— START —

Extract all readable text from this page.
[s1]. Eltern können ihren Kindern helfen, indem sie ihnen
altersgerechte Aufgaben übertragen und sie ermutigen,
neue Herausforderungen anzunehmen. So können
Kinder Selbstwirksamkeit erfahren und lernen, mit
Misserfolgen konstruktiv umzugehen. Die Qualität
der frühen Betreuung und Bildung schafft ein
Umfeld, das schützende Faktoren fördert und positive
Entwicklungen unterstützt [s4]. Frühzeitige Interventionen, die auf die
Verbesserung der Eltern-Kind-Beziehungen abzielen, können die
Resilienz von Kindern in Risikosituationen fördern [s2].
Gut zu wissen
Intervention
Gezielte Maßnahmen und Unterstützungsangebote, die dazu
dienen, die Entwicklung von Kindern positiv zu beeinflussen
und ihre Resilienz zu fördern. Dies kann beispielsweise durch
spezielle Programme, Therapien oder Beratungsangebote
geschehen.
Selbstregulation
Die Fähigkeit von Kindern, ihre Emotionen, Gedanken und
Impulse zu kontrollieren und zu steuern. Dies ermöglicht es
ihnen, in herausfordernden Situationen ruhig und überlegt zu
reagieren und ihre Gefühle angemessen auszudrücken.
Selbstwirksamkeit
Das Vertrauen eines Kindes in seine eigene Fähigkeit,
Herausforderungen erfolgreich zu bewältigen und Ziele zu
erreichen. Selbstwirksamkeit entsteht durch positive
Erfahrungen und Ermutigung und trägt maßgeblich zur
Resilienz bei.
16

— END —

▸ **Problem**: Search the records for the word "können" and copy every line where it occurs.

▸ **Result for this exercise**:
[s1]. Eltern können ihren Kindern helfen, indem sie ihnen
neue Herausforderungen anzunehmen. So können
Verbesserung der Eltern-Kind-Beziehungen abzielen, können die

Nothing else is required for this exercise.